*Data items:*
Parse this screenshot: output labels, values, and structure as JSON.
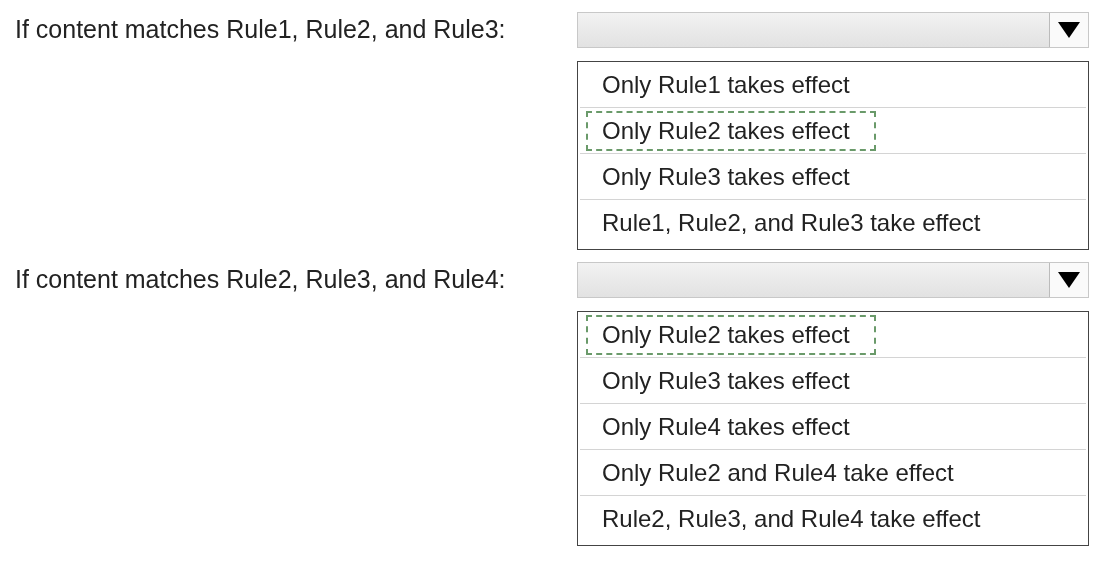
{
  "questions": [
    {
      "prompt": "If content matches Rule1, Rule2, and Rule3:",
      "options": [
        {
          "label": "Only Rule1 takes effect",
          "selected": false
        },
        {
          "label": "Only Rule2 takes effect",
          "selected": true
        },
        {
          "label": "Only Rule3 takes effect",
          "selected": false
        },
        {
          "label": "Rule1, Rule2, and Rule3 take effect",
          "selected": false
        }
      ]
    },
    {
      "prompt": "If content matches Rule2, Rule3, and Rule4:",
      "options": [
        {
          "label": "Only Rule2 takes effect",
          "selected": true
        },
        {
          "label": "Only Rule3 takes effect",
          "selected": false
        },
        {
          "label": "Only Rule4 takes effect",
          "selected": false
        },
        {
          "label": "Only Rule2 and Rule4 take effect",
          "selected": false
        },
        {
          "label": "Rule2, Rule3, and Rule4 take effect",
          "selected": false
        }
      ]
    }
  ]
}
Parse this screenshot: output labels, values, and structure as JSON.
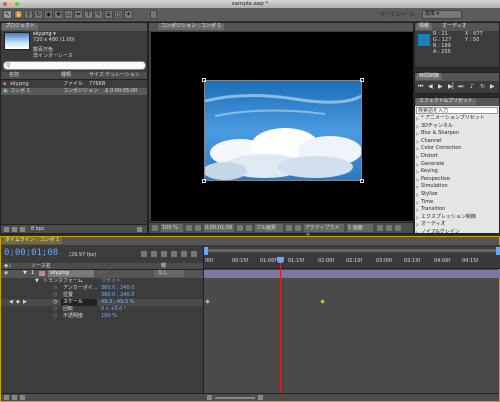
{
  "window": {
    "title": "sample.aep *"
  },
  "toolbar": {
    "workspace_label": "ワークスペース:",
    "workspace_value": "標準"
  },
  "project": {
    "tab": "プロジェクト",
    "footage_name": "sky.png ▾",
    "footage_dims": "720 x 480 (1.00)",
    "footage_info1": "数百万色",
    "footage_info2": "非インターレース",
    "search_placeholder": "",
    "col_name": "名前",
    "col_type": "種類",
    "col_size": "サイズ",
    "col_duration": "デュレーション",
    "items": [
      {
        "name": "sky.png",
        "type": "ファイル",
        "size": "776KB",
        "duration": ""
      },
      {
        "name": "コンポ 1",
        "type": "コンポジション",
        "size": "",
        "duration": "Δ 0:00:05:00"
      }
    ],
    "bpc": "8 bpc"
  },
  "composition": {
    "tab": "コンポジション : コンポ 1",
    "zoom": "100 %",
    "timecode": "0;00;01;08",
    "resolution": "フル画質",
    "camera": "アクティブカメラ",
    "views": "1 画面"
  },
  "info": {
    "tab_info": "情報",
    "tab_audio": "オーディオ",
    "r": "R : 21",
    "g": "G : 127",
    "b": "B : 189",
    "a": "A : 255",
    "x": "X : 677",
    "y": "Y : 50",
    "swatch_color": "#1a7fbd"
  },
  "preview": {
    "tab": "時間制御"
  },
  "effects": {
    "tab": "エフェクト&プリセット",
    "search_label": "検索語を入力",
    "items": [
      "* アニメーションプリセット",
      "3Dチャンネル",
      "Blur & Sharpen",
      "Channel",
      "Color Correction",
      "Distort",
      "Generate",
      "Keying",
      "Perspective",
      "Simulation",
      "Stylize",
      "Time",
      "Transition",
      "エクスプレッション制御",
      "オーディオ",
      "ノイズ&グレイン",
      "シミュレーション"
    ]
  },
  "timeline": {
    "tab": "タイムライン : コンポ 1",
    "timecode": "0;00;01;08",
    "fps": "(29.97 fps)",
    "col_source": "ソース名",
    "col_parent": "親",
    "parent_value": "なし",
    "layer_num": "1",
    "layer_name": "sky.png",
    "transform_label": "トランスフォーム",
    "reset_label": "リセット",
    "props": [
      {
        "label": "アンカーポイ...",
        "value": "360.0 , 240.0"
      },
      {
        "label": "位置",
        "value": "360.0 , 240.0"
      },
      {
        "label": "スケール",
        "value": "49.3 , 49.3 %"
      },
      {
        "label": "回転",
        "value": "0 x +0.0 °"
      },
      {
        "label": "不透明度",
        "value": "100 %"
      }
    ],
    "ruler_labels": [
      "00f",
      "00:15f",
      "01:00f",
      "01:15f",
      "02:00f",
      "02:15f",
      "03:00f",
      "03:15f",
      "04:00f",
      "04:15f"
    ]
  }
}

*EXERCISE DIRECTIONS:*
Write the lines above out again exactly, without any of their pictures.

*TASK OUTPUT:*
Parse this screenshot: output labels, values, and structure as JSON.
{
  "questions": [
    {
      "prompt": "If content matches Rule1, Rule2, and Rule3:",
      "options": [
        {
          "label": "Only Rule1 takes effect",
          "selected": false
        },
        {
          "label": "Only Rule2 takes effect",
          "selected": true
        },
        {
          "label": "Only Rule3 takes effect",
          "selected": false
        },
        {
          "label": "Rule1, Rule2, and Rule3 take effect",
          "selected": false
        }
      ]
    },
    {
      "prompt": "If content matches Rule2, Rule3, and Rule4:",
      "options": [
        {
          "label": "Only Rule2 takes effect",
          "selected": true
        },
        {
          "label": "Only Rule3 takes effect",
          "selected": false
        },
        {
          "label": "Only Rule4 takes effect",
          "selected": false
        },
        {
          "label": "Only Rule2 and Rule4 take effect",
          "selected": false
        },
        {
          "label": "Rule2, Rule3, and Rule4 take effect",
          "selected": false
        }
      ]
    }
  ]
}
Parse this screenshot: output labels, values, and structure as JSON.
{
  "window": {
    "title": "sample.aep *"
  },
  "toolbar": {
    "workspace_label": "ワークスペース:",
    "workspace_value": "標準"
  },
  "project": {
    "tab": "プロジェクト",
    "footage_name": "sky.png ▾",
    "footage_dims": "720 x 480 (1.00)",
    "footage_info1": "数百万色",
    "footage_info2": "非インターレース",
    "search_placeholder": "",
    "col_name": "名前",
    "col_type": "種類",
    "col_size": "サイズ",
    "col_duration": "デュレーション",
    "items": [
      {
        "name": "sky.png",
        "type": "ファイル",
        "size": "776KB",
        "duration": ""
      },
      {
        "name": "コンポ 1",
        "type": "コンポジション",
        "size": "",
        "duration": "Δ 0:00:05:00"
      }
    ],
    "bpc": "8 bpc"
  },
  "composition": {
    "tab": "コンポジション : コンポ 1",
    "zoom": "100 %",
    "timecode": "0;00;01;08",
    "resolution": "フル画質",
    "camera": "アクティブカメラ",
    "views": "1 画面"
  },
  "info": {
    "tab_info": "情報",
    "tab_audio": "オーディオ",
    "r": "R : 21",
    "g": "G : 127",
    "b": "B : 189",
    "a": "A : 255",
    "x": "X : 677",
    "y": "Y : 50",
    "swatch_color": "#1a7fbd"
  },
  "preview": {
    "tab": "時間制御"
  },
  "effects": {
    "tab": "エフェクト&プリセット",
    "search_label": "検索語を入力",
    "items": [
      "* アニメーションプリセット",
      "3Dチャンネル",
      "Blur & Sharpen",
      "Channel",
      "Color Correction",
      "Distort",
      "Generate",
      "Keying",
      "Perspective",
      "Simulation",
      "Stylize",
      "Time",
      "Transition",
      "エクスプレッション制御",
      "オーディオ",
      "ノイズ&グレイン",
      "シミュレーション"
    ]
  },
  "timeline": {
    "tab": "タイムライン : コンポ 1",
    "timecode": "0;00;01;08",
    "fps": "(29.97 fps)",
    "col_source": "ソース名",
    "col_parent": "親",
    "parent_value": "なし",
    "layer_num": "1",
    "layer_name": "sky.png",
    "transform_label": "トランスフォーム",
    "reset_label": "リセット",
    "props": [
      {
        "label": "アンカーポイ...",
        "value": "360.0 , 240.0"
      },
      {
        "label": "位置",
        "value": "360.0 , 240.0"
      },
      {
        "label": "スケール",
        "value": "49.3 , 49.3 %"
      },
      {
        "label": "回転",
        "value": "0 x +0.0 °"
      },
      {
        "label": "不透明度",
        "value": "100 %"
      }
    ],
    "ruler_labels": [
      "00f",
      "00:15f",
      "01:00f",
      "01:15f",
      "02:00f",
      "02:15f",
      "03:00f",
      "03:15f",
      "04:00f",
      "04:15f"
    ]
  }
}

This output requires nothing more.